- Set exercise: Give back the full material, exactly as it reads.

- Data for this exercise:
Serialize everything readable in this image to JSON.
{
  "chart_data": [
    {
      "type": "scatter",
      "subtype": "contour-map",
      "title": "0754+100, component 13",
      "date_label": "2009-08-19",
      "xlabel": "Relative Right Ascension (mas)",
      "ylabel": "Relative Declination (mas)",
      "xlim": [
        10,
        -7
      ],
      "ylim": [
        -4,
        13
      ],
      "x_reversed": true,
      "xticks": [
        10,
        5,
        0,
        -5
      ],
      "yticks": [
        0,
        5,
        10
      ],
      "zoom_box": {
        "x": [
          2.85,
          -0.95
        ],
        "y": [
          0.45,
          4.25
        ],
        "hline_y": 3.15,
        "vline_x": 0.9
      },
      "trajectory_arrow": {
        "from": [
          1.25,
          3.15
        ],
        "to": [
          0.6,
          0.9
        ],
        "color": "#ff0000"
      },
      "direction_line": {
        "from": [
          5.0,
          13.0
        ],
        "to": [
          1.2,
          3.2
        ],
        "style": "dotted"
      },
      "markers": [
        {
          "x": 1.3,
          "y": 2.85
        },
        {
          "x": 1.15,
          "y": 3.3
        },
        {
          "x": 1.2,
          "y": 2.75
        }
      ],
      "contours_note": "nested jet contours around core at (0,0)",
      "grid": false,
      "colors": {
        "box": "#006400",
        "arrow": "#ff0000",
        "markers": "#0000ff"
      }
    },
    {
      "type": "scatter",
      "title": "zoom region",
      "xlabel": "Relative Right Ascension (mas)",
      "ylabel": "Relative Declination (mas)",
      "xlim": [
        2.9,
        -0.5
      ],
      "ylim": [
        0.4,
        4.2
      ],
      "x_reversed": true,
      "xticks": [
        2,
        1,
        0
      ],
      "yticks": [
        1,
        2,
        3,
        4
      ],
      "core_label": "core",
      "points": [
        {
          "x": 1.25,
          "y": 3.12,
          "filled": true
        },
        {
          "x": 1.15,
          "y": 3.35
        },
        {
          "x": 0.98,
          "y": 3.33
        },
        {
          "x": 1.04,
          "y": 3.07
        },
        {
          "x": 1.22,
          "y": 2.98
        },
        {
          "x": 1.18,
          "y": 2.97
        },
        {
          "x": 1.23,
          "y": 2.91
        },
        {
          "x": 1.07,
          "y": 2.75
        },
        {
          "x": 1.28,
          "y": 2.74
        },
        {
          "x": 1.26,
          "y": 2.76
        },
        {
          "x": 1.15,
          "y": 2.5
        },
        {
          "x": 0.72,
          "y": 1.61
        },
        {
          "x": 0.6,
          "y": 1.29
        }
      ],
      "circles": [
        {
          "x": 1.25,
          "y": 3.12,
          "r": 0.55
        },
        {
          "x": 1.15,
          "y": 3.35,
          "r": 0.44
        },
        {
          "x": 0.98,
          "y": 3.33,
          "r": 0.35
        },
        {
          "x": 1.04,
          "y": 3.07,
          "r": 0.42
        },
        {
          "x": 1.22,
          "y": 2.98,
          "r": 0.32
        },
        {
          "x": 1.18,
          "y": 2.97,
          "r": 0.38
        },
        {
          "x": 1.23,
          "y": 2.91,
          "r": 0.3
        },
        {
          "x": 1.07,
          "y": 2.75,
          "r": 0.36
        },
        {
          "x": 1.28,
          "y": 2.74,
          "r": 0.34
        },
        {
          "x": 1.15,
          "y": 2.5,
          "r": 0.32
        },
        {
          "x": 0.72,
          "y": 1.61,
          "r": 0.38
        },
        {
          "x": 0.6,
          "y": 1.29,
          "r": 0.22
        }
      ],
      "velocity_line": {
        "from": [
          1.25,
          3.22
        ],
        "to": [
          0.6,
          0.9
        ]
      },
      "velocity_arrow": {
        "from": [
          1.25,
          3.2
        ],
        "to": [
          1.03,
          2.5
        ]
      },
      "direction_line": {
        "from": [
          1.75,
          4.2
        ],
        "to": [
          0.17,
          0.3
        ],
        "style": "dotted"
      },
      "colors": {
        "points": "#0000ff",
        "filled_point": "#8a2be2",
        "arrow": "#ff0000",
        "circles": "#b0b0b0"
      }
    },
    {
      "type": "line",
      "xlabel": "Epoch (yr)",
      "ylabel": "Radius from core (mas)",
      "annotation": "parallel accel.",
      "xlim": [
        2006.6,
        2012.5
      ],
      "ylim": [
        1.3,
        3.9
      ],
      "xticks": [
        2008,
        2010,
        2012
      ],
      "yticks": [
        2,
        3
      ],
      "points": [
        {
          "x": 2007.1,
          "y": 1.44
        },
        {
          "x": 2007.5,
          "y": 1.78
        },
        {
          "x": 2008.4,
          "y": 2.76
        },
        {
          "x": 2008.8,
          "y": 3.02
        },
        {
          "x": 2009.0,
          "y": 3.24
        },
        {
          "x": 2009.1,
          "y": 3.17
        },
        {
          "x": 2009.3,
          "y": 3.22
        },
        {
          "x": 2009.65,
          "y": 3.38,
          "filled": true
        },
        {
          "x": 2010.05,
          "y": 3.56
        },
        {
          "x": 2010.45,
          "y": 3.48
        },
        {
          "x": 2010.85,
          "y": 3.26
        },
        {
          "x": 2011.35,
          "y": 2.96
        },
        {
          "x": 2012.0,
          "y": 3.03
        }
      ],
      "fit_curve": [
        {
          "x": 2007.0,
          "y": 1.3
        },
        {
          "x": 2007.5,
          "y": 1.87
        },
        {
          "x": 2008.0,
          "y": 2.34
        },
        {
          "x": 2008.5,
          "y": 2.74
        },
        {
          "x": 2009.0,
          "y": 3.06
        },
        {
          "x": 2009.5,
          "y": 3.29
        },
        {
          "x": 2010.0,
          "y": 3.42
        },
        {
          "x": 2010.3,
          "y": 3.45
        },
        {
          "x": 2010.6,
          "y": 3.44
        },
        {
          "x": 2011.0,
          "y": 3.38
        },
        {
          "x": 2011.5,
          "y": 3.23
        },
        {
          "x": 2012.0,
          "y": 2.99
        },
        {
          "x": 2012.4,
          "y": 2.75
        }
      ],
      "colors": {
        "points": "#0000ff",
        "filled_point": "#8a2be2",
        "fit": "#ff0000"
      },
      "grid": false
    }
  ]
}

- The response:
Serialize everything readable in this image to JSON.
{
  "chart_data": [
    {
      "type": "scatter",
      "subtype": "contour-map",
      "title": "0754+100, component 13",
      "date_label": "2009-08-19",
      "xlabel": "Relative Right Ascension (mas)",
      "ylabel": "Relative Declination (mas)",
      "xlim": [
        10,
        -7
      ],
      "ylim": [
        -4,
        13
      ],
      "x_reversed": true,
      "xticks": [
        10,
        5,
        0,
        -5
      ],
      "yticks": [
        0,
        5,
        10
      ],
      "zoom_box": {
        "x": [
          2.85,
          -0.95
        ],
        "y": [
          0.45,
          4.25
        ],
        "hline_y": 3.15,
        "vline_x": 0.9
      },
      "trajectory_arrow": {
        "from": [
          1.25,
          3.15
        ],
        "to": [
          0.6,
          0.9
        ],
        "color": "#ff0000"
      },
      "direction_line": {
        "from": [
          5.0,
          13.0
        ],
        "to": [
          1.2,
          3.2
        ],
        "style": "dotted"
      },
      "markers": [
        {
          "x": 1.3,
          "y": 2.85
        },
        {
          "x": 1.15,
          "y": 3.3
        },
        {
          "x": 1.2,
          "y": 2.75
        }
      ],
      "contours_note": "nested jet contours around core at (0,0)",
      "grid": false,
      "colors": {
        "box": "#006400",
        "arrow": "#ff0000",
        "markers": "#0000ff"
      }
    },
    {
      "type": "scatter",
      "title": "zoom region",
      "xlabel": "Relative Right Ascension (mas)",
      "ylabel": "Relative Declination (mas)",
      "xlim": [
        2.9,
        -0.5
      ],
      "ylim": [
        0.4,
        4.2
      ],
      "x_reversed": true,
      "xticks": [
        2,
        1,
        0
      ],
      "yticks": [
        1,
        2,
        3,
        4
      ],
      "core_label": "core",
      "points": [
        {
          "x": 1.25,
          "y": 3.12,
          "filled": true
        },
        {
          "x": 1.15,
          "y": 3.35
        },
        {
          "x": 0.98,
          "y": 3.33
        },
        {
          "x": 1.04,
          "y": 3.07
        },
        {
          "x": 1.22,
          "y": 2.98
        },
        {
          "x": 1.18,
          "y": 2.97
        },
        {
          "x": 1.23,
          "y": 2.91
        },
        {
          "x": 1.07,
          "y": 2.75
        },
        {
          "x": 1.28,
          "y": 2.74
        },
        {
          "x": 1.26,
          "y": 2.76
        },
        {
          "x": 1.15,
          "y": 2.5
        },
        {
          "x": 0.72,
          "y": 1.61
        },
        {
          "x": 0.6,
          "y": 1.29
        }
      ],
      "circles": [
        {
          "x": 1.25,
          "y": 3.12,
          "r": 0.55
        },
        {
          "x": 1.15,
          "y": 3.35,
          "r": 0.44
        },
        {
          "x": 0.98,
          "y": 3.33,
          "r": 0.35
        },
        {
          "x": 1.04,
          "y": 3.07,
          "r": 0.42
        },
        {
          "x": 1.22,
          "y": 2.98,
          "r": 0.32
        },
        {
          "x": 1.18,
          "y": 2.97,
          "r": 0.38
        },
        {
          "x": 1.23,
          "y": 2.91,
          "r": 0.3
        },
        {
          "x": 1.07,
          "y": 2.75,
          "r": 0.36
        },
        {
          "x": 1.28,
          "y": 2.74,
          "r": 0.34
        },
        {
          "x": 1.15,
          "y": 2.5,
          "r": 0.32
        },
        {
          "x": 0.72,
          "y": 1.61,
          "r": 0.38
        },
        {
          "x": 0.6,
          "y": 1.29,
          "r": 0.22
        }
      ],
      "velocity_line": {
        "from": [
          1.25,
          3.22
        ],
        "to": [
          0.6,
          0.9
        ]
      },
      "velocity_arrow": {
        "from": [
          1.25,
          3.2
        ],
        "to": [
          1.03,
          2.5
        ]
      },
      "direction_line": {
        "from": [
          1.75,
          4.2
        ],
        "to": [
          0.17,
          0.3
        ],
        "style": "dotted"
      },
      "colors": {
        "points": "#0000ff",
        "filled_point": "#8a2be2",
        "arrow": "#ff0000",
        "circles": "#b0b0b0"
      }
    },
    {
      "type": "line",
      "xlabel": "Epoch (yr)",
      "ylabel": "Radius from core (mas)",
      "annotation": "parallel accel.",
      "xlim": [
        2006.6,
        2012.5
      ],
      "ylim": [
        1.3,
        3.9
      ],
      "xticks": [
        2008,
        2010,
        2012
      ],
      "yticks": [
        2,
        3
      ],
      "points": [
        {
          "x": 2007.1,
          "y": 1.44
        },
        {
          "x": 2007.5,
          "y": 1.78
        },
        {
          "x": 2008.4,
          "y": 2.76
        },
        {
          "x": 2008.8,
          "y": 3.02
        },
        {
          "x": 2009.0,
          "y": 3.24
        },
        {
          "x": 2009.1,
          "y": 3.17
        },
        {
          "x": 2009.3,
          "y": 3.22
        },
        {
          "x": 2009.65,
          "y": 3.38,
          "filled": true
        },
        {
          "x": 2010.05,
          "y": 3.56
        },
        {
          "x": 2010.45,
          "y": 3.48
        },
        {
          "x": 2010.85,
          "y": 3.26
        },
        {
          "x": 2011.35,
          "y": 2.96
        },
        {
          "x": 2012.0,
          "y": 3.03
        }
      ],
      "fit_curve": [
        {
          "x": 2007.0,
          "y": 1.3
        },
        {
          "x": 2007.5,
          "y": 1.87
        },
        {
          "x": 2008.0,
          "y": 2.34
        },
        {
          "x": 2008.5,
          "y": 2.74
        },
        {
          "x": 2009.0,
          "y": 3.06
        },
        {
          "x": 2009.5,
          "y": 3.29
        },
        {
          "x": 2010.0,
          "y": 3.42
        },
        {
          "x": 2010.3,
          "y": 3.45
        },
        {
          "x": 2010.6,
          "y": 3.44
        },
        {
          "x": 2011.0,
          "y": 3.38
        },
        {
          "x": 2011.5,
          "y": 3.23
        },
        {
          "x": 2012.0,
          "y": 2.99
        },
        {
          "x": 2012.4,
          "y": 2.75
        }
      ],
      "colors": {
        "points": "#0000ff",
        "filled_point": "#8a2be2",
        "fit": "#ff0000"
      },
      "grid": false
    }
  ]
}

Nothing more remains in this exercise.